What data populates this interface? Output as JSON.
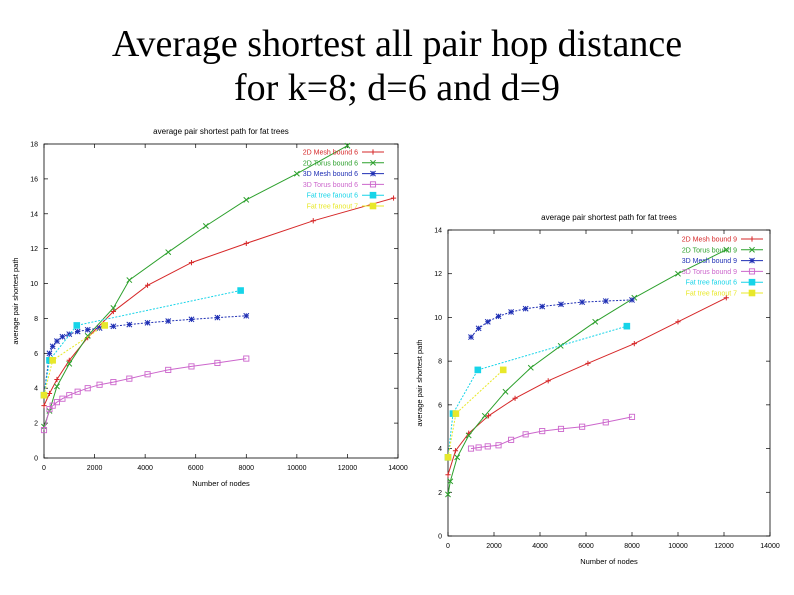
{
  "slide": {
    "title_line1": "Average shortest all pair hop distance",
    "title_line2": "for k=8; d=6 and d=9"
  },
  "chart_data": [
    {
      "type": "line",
      "title": "average pair shortest path for fat trees",
      "xlabel": "Number of nodes",
      "ylabel": "average pair shortest path",
      "xlim": [
        0,
        14000
      ],
      "ylim": [
        0,
        18
      ],
      "xticks": [
        "0",
        "2000",
        "4000",
        "6000",
        "8000",
        "10000",
        "12000",
        "14000"
      ],
      "yticks": [
        "0",
        "2",
        "4",
        "6",
        "8",
        "10",
        "12",
        "14",
        "16",
        "18"
      ],
      "grid": false,
      "legend_position": "top-right",
      "series": [
        {
          "name": "2D Mesh bound 6",
          "color": "#d62728",
          "marker": "plus",
          "x": [
            0,
            216,
            512,
            1000,
            1728,
            2744,
            4096,
            5832,
            8000,
            10648,
            13824
          ],
          "y": [
            3.0,
            3.7,
            4.5,
            5.6,
            6.9,
            8.4,
            9.9,
            11.2,
            12.3,
            13.6,
            14.9
          ]
        },
        {
          "name": "2D Torus bound 6",
          "color": "#2ca02c",
          "marker": "x",
          "x": [
            0,
            216,
            512,
            1000,
            1728,
            2744,
            3375,
            4913,
            6400,
            8000,
            10000,
            12000
          ],
          "y": [
            1.8,
            2.7,
            4.1,
            5.4,
            7.0,
            8.6,
            10.2,
            11.8,
            13.3,
            14.8,
            16.3,
            17.9
          ]
        },
        {
          "name": "3D Mesh bound 6",
          "color": "#1f2fb4",
          "marker": "star",
          "x": [
            0,
            216,
            343,
            512,
            729,
            1000,
            1331,
            1728,
            2197,
            2744,
            3375,
            4096,
            4913,
            5832,
            6859,
            8000
          ],
          "y": [
            3.6,
            6.0,
            6.4,
            6.7,
            6.95,
            7.1,
            7.25,
            7.35,
            7.45,
            7.55,
            7.65,
            7.75,
            7.85,
            7.95,
            8.05,
            8.15
          ]
        },
        {
          "name": "3D Torus bound 6",
          "color": "#cc66cc",
          "marker": "square",
          "x": [
            0,
            216,
            343,
            512,
            729,
            1000,
            1331,
            1728,
            2197,
            2744,
            3375,
            4096,
            4913,
            5832,
            6859,
            8000
          ],
          "y": [
            1.6,
            2.8,
            3.0,
            3.2,
            3.4,
            3.6,
            3.8,
            4.0,
            4.2,
            4.35,
            4.55,
            4.8,
            5.05,
            5.25,
            5.45,
            5.7
          ]
        },
        {
          "name": "Fat tree fanout 6",
          "color": "#17d4e8",
          "marker": "filledsquare",
          "x": [
            0,
            216,
            1296,
            7776
          ],
          "y": [
            3.6,
            5.6,
            7.6,
            9.6
          ]
        },
        {
          "name": "Fat tree fanout 7",
          "color": "#e8e82a",
          "marker": "filledsquare",
          "x": [
            0,
            343,
            2401
          ],
          "y": [
            3.6,
            5.6,
            7.6
          ]
        }
      ]
    },
    {
      "type": "line",
      "title": "average pair shortest path for fat trees",
      "xlabel": "Number of nodes",
      "ylabel": "average pair shortest path",
      "xlim": [
        0,
        14000
      ],
      "ylim": [
        0,
        14
      ],
      "xticks": [
        "0",
        "2000",
        "4000",
        "6000",
        "8000",
        "10000",
        "12000",
        "14000"
      ],
      "yticks": [
        "0",
        "2",
        "4",
        "6",
        "8",
        "10",
        "12",
        "14"
      ],
      "grid": false,
      "legend_position": "top-right",
      "series": [
        {
          "name": "2D Mesh bound 9",
          "color": "#d62728",
          "marker": "plus",
          "x": [
            0,
            324,
            900,
            1764,
            2916,
            4356,
            6084,
            8100,
            10000,
            12100
          ],
          "y": [
            2.8,
            3.9,
            4.7,
            5.5,
            6.3,
            7.1,
            7.9,
            8.8,
            9.8,
            10.9
          ]
        },
        {
          "name": "2D Torus bound 9",
          "color": "#2ca02c",
          "marker": "x",
          "x": [
            0,
            100,
            400,
            900,
            1600,
            2500,
            3600,
            4900,
            6400,
            8100,
            10000,
            12100
          ],
          "y": [
            1.9,
            2.5,
            3.6,
            4.6,
            5.5,
            6.6,
            7.7,
            8.7,
            9.8,
            10.9,
            12.0,
            13.1
          ]
        },
        {
          "name": "3D Mesh bound 9",
          "color": "#1f2fb4",
          "marker": "star",
          "x": [
            1000,
            1331,
            1728,
            2197,
            2744,
            3375,
            4096,
            4913,
            5832,
            6859,
            8000
          ],
          "y": [
            9.1,
            9.5,
            9.8,
            10.05,
            10.25,
            10.4,
            10.5,
            10.6,
            10.7,
            10.75,
            10.8
          ]
        },
        {
          "name": "3D Torus bound 9",
          "color": "#cc66cc",
          "marker": "square",
          "x": [
            1000,
            1331,
            1728,
            2197,
            2744,
            3375,
            4096,
            4913,
            5832,
            6859,
            8000
          ],
          "y": [
            4.0,
            4.05,
            4.1,
            4.15,
            4.4,
            4.65,
            4.8,
            4.9,
            5.0,
            5.2,
            5.45
          ]
        },
        {
          "name": "Fat tree fanout 6",
          "color": "#17d4e8",
          "marker": "filledsquare",
          "x": [
            0,
            216,
            1296,
            7776
          ],
          "y": [
            3.6,
            5.6,
            7.6,
            9.6
          ]
        },
        {
          "name": "Fat tree fanout 7",
          "color": "#e8e82a",
          "marker": "filledsquare",
          "x": [
            0,
            343,
            2401
          ],
          "y": [
            3.6,
            5.6,
            7.6
          ]
        }
      ]
    }
  ]
}
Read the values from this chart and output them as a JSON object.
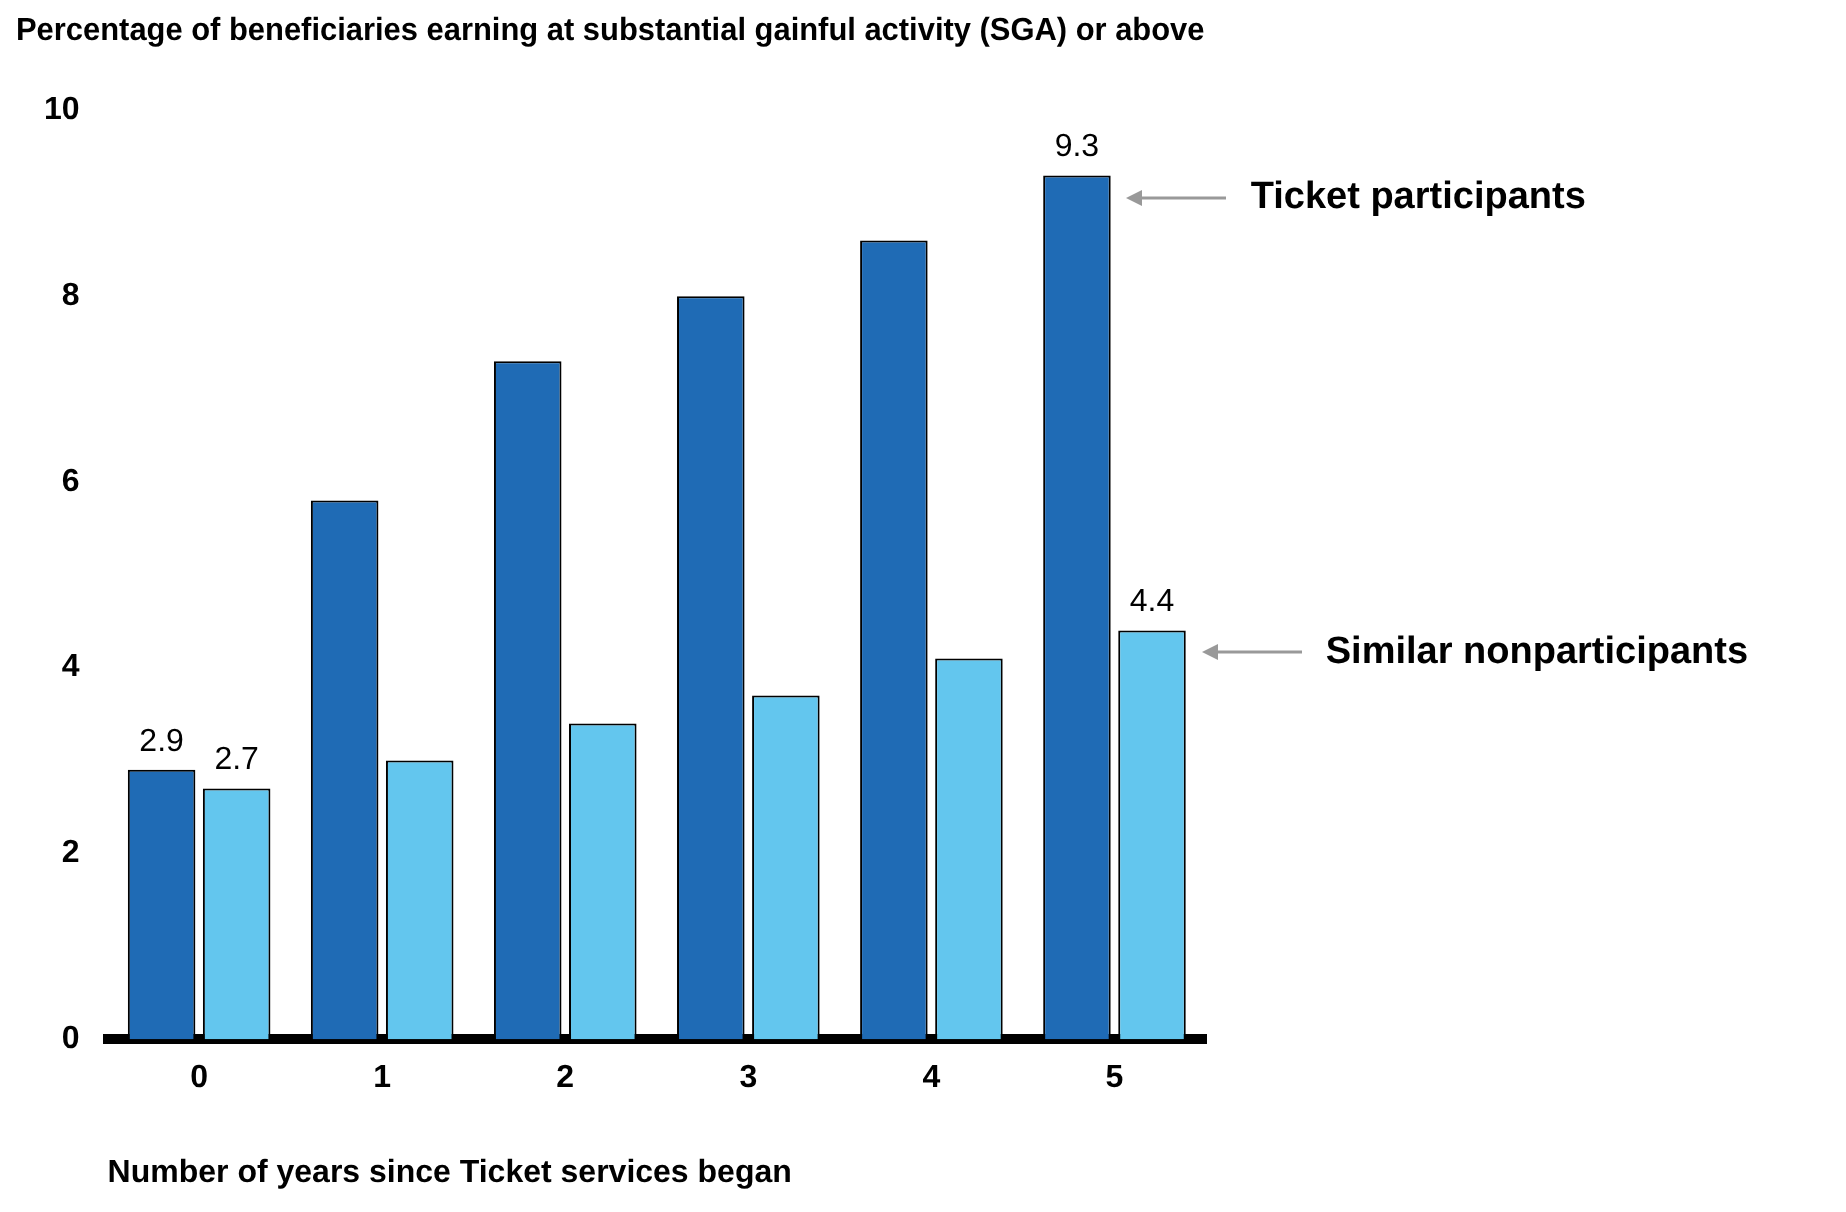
{
  "chart_data": {
    "type": "bar",
    "title": "Percentage of beneficiaries earning at substantial gainful activity (SGA) or above",
    "xlabel": "Number of years since Ticket services began",
    "categories": [
      "0",
      "1",
      "2",
      "3",
      "4",
      "5"
    ],
    "series": [
      {
        "name": "Ticket participants",
        "color": "#1f6bb5",
        "values": [
          2.9,
          5.8,
          7.3,
          8.0,
          8.6,
          9.3
        ],
        "value_labels": [
          "2.9",
          null,
          null,
          null,
          null,
          "9.3"
        ]
      },
      {
        "name": "Similar nonparticipants",
        "color": "#63c6ee",
        "values": [
          2.7,
          3.0,
          3.4,
          3.7,
          4.1,
          4.4
        ],
        "value_labels": [
          "2.7",
          null,
          null,
          null,
          null,
          "4.4"
        ]
      }
    ],
    "ylim": [
      0,
      10
    ],
    "yticks": [
      0,
      2,
      4,
      6,
      8,
      10
    ],
    "grid": false,
    "legend": false
  }
}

INSTRUCTIONS TO FOLLOW: Restate the entire listing word for word, excluding pictures.

WRITTEN RESPONSE:
What data populates this interface? Output as JSON.
{
  "slide": {
    "title_line1": "Average shortest all pair hop distance",
    "title_line2": "for k=8; d=6 and d=9"
  },
  "chart_data": [
    {
      "type": "line",
      "title": "average pair shortest path for fat trees",
      "xlabel": "Number of nodes",
      "ylabel": "average pair shortest path",
      "xlim": [
        0,
        14000
      ],
      "ylim": [
        0,
        18
      ],
      "xticks": [
        "0",
        "2000",
        "4000",
        "6000",
        "8000",
        "10000",
        "12000",
        "14000"
      ],
      "yticks": [
        "0",
        "2",
        "4",
        "6",
        "8",
        "10",
        "12",
        "14",
        "16",
        "18"
      ],
      "grid": false,
      "legend_position": "top-right",
      "series": [
        {
          "name": "2D Mesh bound 6",
          "color": "#d62728",
          "marker": "plus",
          "x": [
            0,
            216,
            512,
            1000,
            1728,
            2744,
            4096,
            5832,
            8000,
            10648,
            13824
          ],
          "y": [
            3.0,
            3.7,
            4.5,
            5.6,
            6.9,
            8.4,
            9.9,
            11.2,
            12.3,
            13.6,
            14.9
          ]
        },
        {
          "name": "2D Torus bound 6",
          "color": "#2ca02c",
          "marker": "x",
          "x": [
            0,
            216,
            512,
            1000,
            1728,
            2744,
            3375,
            4913,
            6400,
            8000,
            10000,
            12000
          ],
          "y": [
            1.8,
            2.7,
            4.1,
            5.4,
            7.0,
            8.6,
            10.2,
            11.8,
            13.3,
            14.8,
            16.3,
            17.9
          ]
        },
        {
          "name": "3D Mesh bound 6",
          "color": "#1f2fb4",
          "marker": "star",
          "x": [
            0,
            216,
            343,
            512,
            729,
            1000,
            1331,
            1728,
            2197,
            2744,
            3375,
            4096,
            4913,
            5832,
            6859,
            8000
          ],
          "y": [
            3.6,
            6.0,
            6.4,
            6.7,
            6.95,
            7.1,
            7.25,
            7.35,
            7.45,
            7.55,
            7.65,
            7.75,
            7.85,
            7.95,
            8.05,
            8.15
          ]
        },
        {
          "name": "3D Torus bound 6",
          "color": "#cc66cc",
          "marker": "square",
          "x": [
            0,
            216,
            343,
            512,
            729,
            1000,
            1331,
            1728,
            2197,
            2744,
            3375,
            4096,
            4913,
            5832,
            6859,
            8000
          ],
          "y": [
            1.6,
            2.8,
            3.0,
            3.2,
            3.4,
            3.6,
            3.8,
            4.0,
            4.2,
            4.35,
            4.55,
            4.8,
            5.05,
            5.25,
            5.45,
            5.7
          ]
        },
        {
          "name": "Fat tree fanout 6",
          "color": "#17d4e8",
          "marker": "filledsquare",
          "x": [
            0,
            216,
            1296,
            7776
          ],
          "y": [
            3.6,
            5.6,
            7.6,
            9.6
          ]
        },
        {
          "name": "Fat tree fanout 7",
          "color": "#e8e82a",
          "marker": "filledsquare",
          "x": [
            0,
            343,
            2401
          ],
          "y": [
            3.6,
            5.6,
            7.6
          ]
        }
      ]
    },
    {
      "type": "line",
      "title": "average pair shortest path for fat trees",
      "xlabel": "Number of nodes",
      "ylabel": "average pair shortest path",
      "xlim": [
        0,
        14000
      ],
      "ylim": [
        0,
        14
      ],
      "xticks": [
        "0",
        "2000",
        "4000",
        "6000",
        "8000",
        "10000",
        "12000",
        "14000"
      ],
      "yticks": [
        "0",
        "2",
        "4",
        "6",
        "8",
        "10",
        "12",
        "14"
      ],
      "grid": false,
      "legend_position": "top-right",
      "series": [
        {
          "name": "2D Mesh bound 9",
          "color": "#d62728",
          "marker": "plus",
          "x": [
            0,
            324,
            900,
            1764,
            2916,
            4356,
            6084,
            8100,
            10000,
            12100
          ],
          "y": [
            2.8,
            3.9,
            4.7,
            5.5,
            6.3,
            7.1,
            7.9,
            8.8,
            9.8,
            10.9
          ]
        },
        {
          "name": "2D Torus bound 9",
          "color": "#2ca02c",
          "marker": "x",
          "x": [
            0,
            100,
            400,
            900,
            1600,
            2500,
            3600,
            4900,
            6400,
            8100,
            10000,
            12100
          ],
          "y": [
            1.9,
            2.5,
            3.6,
            4.6,
            5.5,
            6.6,
            7.7,
            8.7,
            9.8,
            10.9,
            12.0,
            13.1
          ]
        },
        {
          "name": "3D Mesh bound 9",
          "color": "#1f2fb4",
          "marker": "star",
          "x": [
            1000,
            1331,
            1728,
            2197,
            2744,
            3375,
            4096,
            4913,
            5832,
            6859,
            8000
          ],
          "y": [
            9.1,
            9.5,
            9.8,
            10.05,
            10.25,
            10.4,
            10.5,
            10.6,
            10.7,
            10.75,
            10.8
          ]
        },
        {
          "name": "3D Torus bound 9",
          "color": "#cc66cc",
          "marker": "square",
          "x": [
            1000,
            1331,
            1728,
            2197,
            2744,
            3375,
            4096,
            4913,
            5832,
            6859,
            8000
          ],
          "y": [
            4.0,
            4.05,
            4.1,
            4.15,
            4.4,
            4.65,
            4.8,
            4.9,
            5.0,
            5.2,
            5.45
          ]
        },
        {
          "name": "Fat tree fanout 6",
          "color": "#17d4e8",
          "marker": "filledsquare",
          "x": [
            0,
            216,
            1296,
            7776
          ],
          "y": [
            3.6,
            5.6,
            7.6,
            9.6
          ]
        },
        {
          "name": "Fat tree fanout 7",
          "color": "#e8e82a",
          "marker": "filledsquare",
          "x": [
            0,
            343,
            2401
          ],
          "y": [
            3.6,
            5.6,
            7.6
          ]
        }
      ]
    }
  ]
}
Read the values from this chart and output them as a JSON object.
{
  "chart_data": {
    "type": "bar",
    "title": "Percentage of beneficiaries earning at substantial gainful activity (SGA) or above",
    "xlabel": "Number of years since Ticket services began",
    "categories": [
      "0",
      "1",
      "2",
      "3",
      "4",
      "5"
    ],
    "series": [
      {
        "name": "Ticket participants",
        "color": "#1f6bb5",
        "values": [
          2.9,
          5.8,
          7.3,
          8.0,
          8.6,
          9.3
        ],
        "value_labels": [
          "2.9",
          null,
          null,
          null,
          null,
          "9.3"
        ]
      },
      {
        "name": "Similar nonparticipants",
        "color": "#63c6ee",
        "values": [
          2.7,
          3.0,
          3.4,
          3.7,
          4.1,
          4.4
        ],
        "value_labels": [
          "2.7",
          null,
          null,
          null,
          null,
          "4.4"
        ]
      }
    ],
    "ylim": [
      0,
      10
    ],
    "yticks": [
      0,
      2,
      4,
      6,
      8,
      10
    ],
    "grid": false,
    "legend": false
  }
}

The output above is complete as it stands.